▶ [WRITTEN TASK]:
Set down every entry word for word. Omit the pictures.

Chart and figure data:

┄┄┄┄┄┄┄┄┄┄┄┄┄┄┄┄┄┄┄┄

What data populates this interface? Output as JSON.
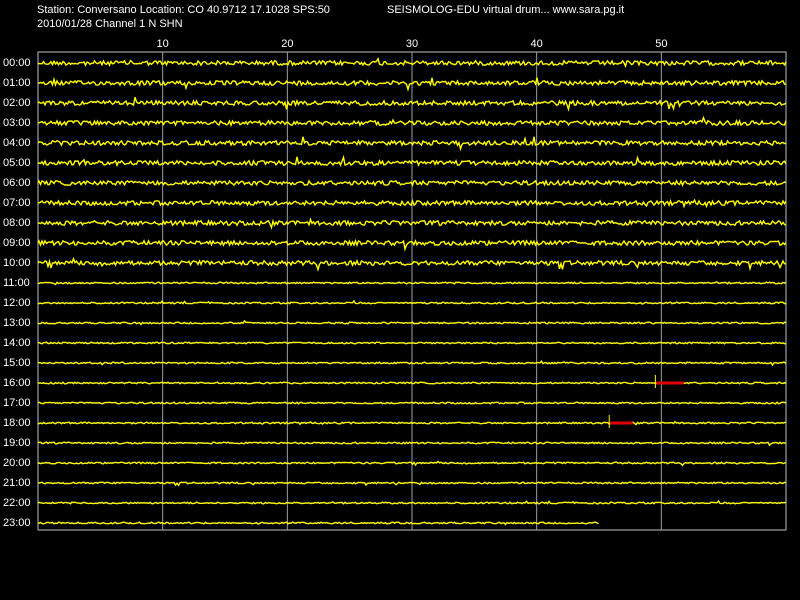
{
  "header": {
    "station": "Station: Conversano Location: CO 40.9712 17.1028 SPS:50",
    "app": "SEISMOLOG-EDU virtual drum... www.sara.pg.it",
    "date_channel": "2010/01/28  Channel 1 N SHN"
  },
  "drum": {
    "xlim": [
      0,
      60
    ],
    "xticks": [
      10,
      20,
      30,
      40,
      50
    ],
    "hours": [
      "00:00",
      "01:00",
      "02:00",
      "03:00",
      "04:00",
      "05:00",
      "06:00",
      "07:00",
      "08:00",
      "09:00",
      "10:00",
      "11:00",
      "12:00",
      "13:00",
      "14:00",
      "15:00",
      "16:00",
      "17:00",
      "18:00",
      "19:00",
      "20:00",
      "21:00",
      "22:00",
      "23:00"
    ],
    "last_trace_end_minute": 45,
    "events": [
      {
        "row": 16,
        "start": 49.6,
        "end": 51.8
      },
      {
        "row": 18,
        "start": 45.9,
        "end": 47.7
      }
    ]
  }
}
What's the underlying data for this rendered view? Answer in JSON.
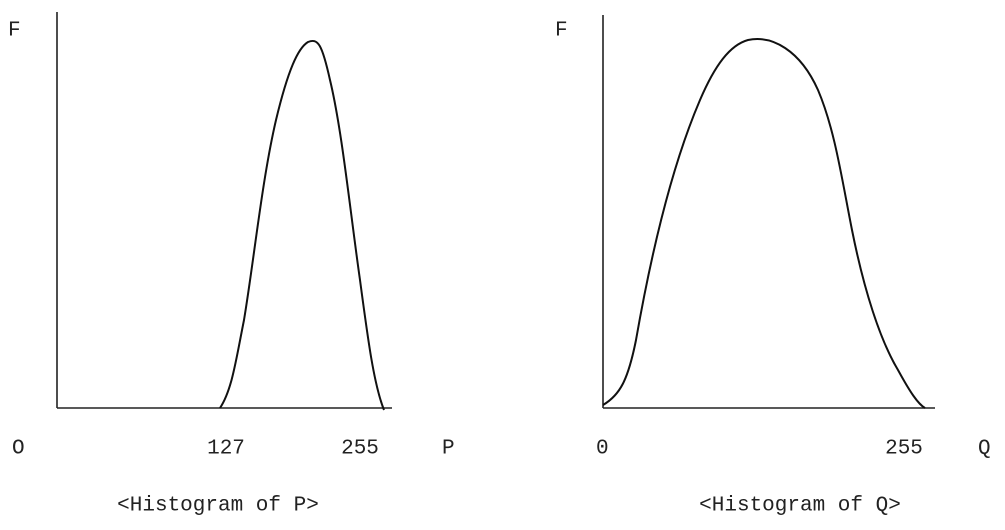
{
  "panels": [
    {
      "y_label": "F",
      "origin": "O",
      "ticks": [
        "127",
        "255"
      ],
      "x_label": "P",
      "caption": "<Histogram of P>"
    },
    {
      "y_label": "F",
      "origin": "0",
      "ticks": [
        "255"
      ],
      "x_label": "Q",
      "caption": "<Histogram of Q>"
    }
  ]
}
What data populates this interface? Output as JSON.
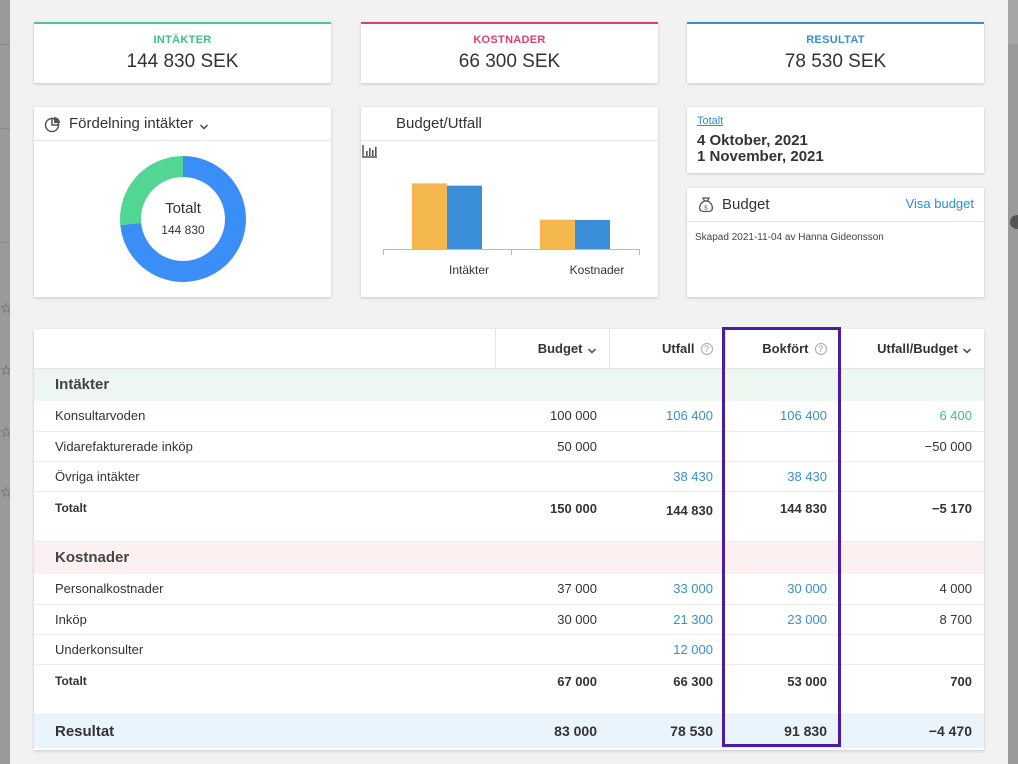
{
  "kpi": {
    "income": {
      "label": "INTÄKTER",
      "value": "144 830 SEK",
      "color": "#3fbf84"
    },
    "costs": {
      "label": "KOSTNADER",
      "value": "66 300 SEK",
      "color": "#d8416b"
    },
    "result": {
      "label": "RESULTAT",
      "value": "78 530 SEK",
      "color": "#3a8fd0"
    }
  },
  "donut": {
    "title": "Fördelning intäkter",
    "center_label": "Totalt",
    "center_value": "144 830",
    "icon": "pie-chart-icon"
  },
  "bar_chart": {
    "title": "Budget/Utfall",
    "icon": "bar-chart-icon"
  },
  "chart_data": [
    {
      "type": "pie",
      "labels": [
        "Konsultarvoden",
        "Övriga intäkter"
      ],
      "values": [
        106400,
        38430
      ],
      "colors": [
        "#3a8ef6",
        "#52d694"
      ]
    },
    {
      "type": "bar",
      "categories": [
        "Intäkter",
        "Kostnader"
      ],
      "series": [
        {
          "values": [
            150000,
            67000
          ],
          "color": "#f4b84e"
        },
        {
          "values": [
            144830,
            66300
          ],
          "color": "#3a8fd8"
        }
      ],
      "ylim": [
        0,
        160000
      ]
    }
  ],
  "period": {
    "label": "Totalt",
    "from": "4 Oktober, 2021",
    "to": "1 November, 2021"
  },
  "budget": {
    "title": "Budget",
    "link": "Visa budget",
    "created": "Skapad 2021-11-04 av Hanna Gideonsson",
    "icon": "money-bag-icon"
  },
  "table": {
    "headers": [
      "",
      "Budget",
      "Utfall",
      "Bokfört",
      "Utfall/Budget"
    ],
    "income_section": "Intäkter",
    "income_rows": [
      {
        "name": "Konsultarvoden",
        "budget": "100 000",
        "utfall": "106 400",
        "bokfort": "106 400",
        "diff": "6 400"
      },
      {
        "name": "Vidarefakturerade inköp",
        "budget": "50 000",
        "utfall": "",
        "bokfort": "",
        "diff": "−50 000"
      },
      {
        "name": "Övriga intäkter",
        "budget": "",
        "utfall": "38 430",
        "bokfort": "38 430",
        "diff": ""
      }
    ],
    "income_total": {
      "name": "Totalt",
      "budget": "150 000",
      "utfall": "144 830",
      "bokfort": "144 830",
      "diff": "−5 170"
    },
    "cost_section": "Kostnader",
    "cost_rows": [
      {
        "name": "Personalkostnader",
        "budget": "37 000",
        "utfall": "33 000",
        "bokfort": "30 000",
        "diff": "4 000"
      },
      {
        "name": "Inköp",
        "budget": "30 000",
        "utfall": "21 300",
        "bokfort": "23 000",
        "diff": "8 700"
      },
      {
        "name": "Underkonsulter",
        "budget": "",
        "utfall": "12 000",
        "bokfort": "",
        "diff": ""
      }
    ],
    "cost_total": {
      "name": "Totalt",
      "budget": "67 000",
      "utfall": "66 300",
      "bokfort": "53 000",
      "diff": "700"
    },
    "result": {
      "name": "Resultat",
      "budget": "83 000",
      "utfall": "78 530",
      "bokfort": "91 830",
      "diff": "−4 470"
    }
  },
  "highlight_color": "#4a1aa8"
}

┄┄┄┄┄┄┄┄┄┄┄┄┄┄┄┄┄┄┄┄

▶ [RESPONSE FOR THIS EXERCISE]:
What data populates this interface? Output as JSON.
{
  "header": {
    "station": "Station: Conversano Location: CO 40.9712 17.1028 SPS:50",
    "app": "SEISMOLOG-EDU virtual drum... www.sara.pg.it",
    "date_channel": "2010/01/28  Channel 1 N SHN"
  },
  "drum": {
    "xlim": [
      0,
      60
    ],
    "xticks": [
      10,
      20,
      30,
      40,
      50
    ],
    "hours": [
      "00:00",
      "01:00",
      "02:00",
      "03:00",
      "04:00",
      "05:00",
      "06:00",
      "07:00",
      "08:00",
      "09:00",
      "10:00",
      "11:00",
      "12:00",
      "13:00",
      "14:00",
      "15:00",
      "16:00",
      "17:00",
      "18:00",
      "19:00",
      "20:00",
      "21:00",
      "22:00",
      "23:00"
    ],
    "last_trace_end_minute": 45,
    "events": [
      {
        "row": 16,
        "start": 49.6,
        "end": 51.8
      },
      {
        "row": 18,
        "start": 45.9,
        "end": 47.7
      }
    ]
  }
}
What's the underlying data for this rendered view? Answer in JSON.
{
  "panels": [
    {
      "y_label": "F",
      "origin": "O",
      "ticks": [
        "127",
        "255"
      ],
      "x_label": "P",
      "caption": "<Histogram of P>"
    },
    {
      "y_label": "F",
      "origin": "0",
      "ticks": [
        "255"
      ],
      "x_label": "Q",
      "caption": "<Histogram of Q>"
    }
  ]
}
What data populates this interface? Output as JSON.
{
  "kpi": {
    "income": {
      "label": "INTÄKTER",
      "value": "144 830 SEK",
      "color": "#3fbf84"
    },
    "costs": {
      "label": "KOSTNADER",
      "value": "66 300 SEK",
      "color": "#d8416b"
    },
    "result": {
      "label": "RESULTAT",
      "value": "78 530 SEK",
      "color": "#3a8fd0"
    }
  },
  "donut": {
    "title": "Fördelning intäkter",
    "center_label": "Totalt",
    "center_value": "144 830",
    "icon": "pie-chart-icon"
  },
  "bar_chart": {
    "title": "Budget/Utfall",
    "icon": "bar-chart-icon"
  },
  "chart_data": [
    {
      "type": "pie",
      "labels": [
        "Konsultarvoden",
        "Övriga intäkter"
      ],
      "values": [
        106400,
        38430
      ],
      "colors": [
        "#3a8ef6",
        "#52d694"
      ]
    },
    {
      "type": "bar",
      "categories": [
        "Intäkter",
        "Kostnader"
      ],
      "series": [
        {
          "values": [
            150000,
            67000
          ],
          "color": "#f4b84e"
        },
        {
          "values": [
            144830,
            66300
          ],
          "color": "#3a8fd8"
        }
      ],
      "ylim": [
        0,
        160000
      ]
    }
  ],
  "period": {
    "label": "Totalt",
    "from": "4 Oktober, 2021",
    "to": "1 November, 2021"
  },
  "budget": {
    "title": "Budget",
    "link": "Visa budget",
    "created": "Skapad 2021-11-04 av Hanna Gideonsson",
    "icon": "money-bag-icon"
  },
  "table": {
    "headers": [
      "",
      "Budget",
      "Utfall",
      "Bokfört",
      "Utfall/Budget"
    ],
    "income_section": "Intäkter",
    "income_rows": [
      {
        "name": "Konsultarvoden",
        "budget": "100 000",
        "utfall": "106 400",
        "bokfort": "106 400",
        "diff": "6 400"
      },
      {
        "name": "Vidarefakturerade inköp",
        "budget": "50 000",
        "utfall": "",
        "bokfort": "",
        "diff": "−50 000"
      },
      {
        "name": "Övriga intäkter",
        "budget": "",
        "utfall": "38 430",
        "bokfort": "38 430",
        "diff": ""
      }
    ],
    "income_total": {
      "name": "Totalt",
      "budget": "150 000",
      "utfall": "144 830",
      "bokfort": "144 830",
      "diff": "−5 170"
    },
    "cost_section": "Kostnader",
    "cost_rows": [
      {
        "name": "Personalkostnader",
        "budget": "37 000",
        "utfall": "33 000",
        "bokfort": "30 000",
        "diff": "4 000"
      },
      {
        "name": "Inköp",
        "budget": "30 000",
        "utfall": "21 300",
        "bokfort": "23 000",
        "diff": "8 700"
      },
      {
        "name": "Underkonsulter",
        "budget": "",
        "utfall": "12 000",
        "bokfort": "",
        "diff": ""
      }
    ],
    "cost_total": {
      "name": "Totalt",
      "budget": "67 000",
      "utfall": "66 300",
      "bokfort": "53 000",
      "diff": "700"
    },
    "result": {
      "name": "Resultat",
      "budget": "83 000",
      "utfall": "78 530",
      "bokfort": "91 830",
      "diff": "−4 470"
    }
  },
  "highlight_color": "#4a1aa8"
}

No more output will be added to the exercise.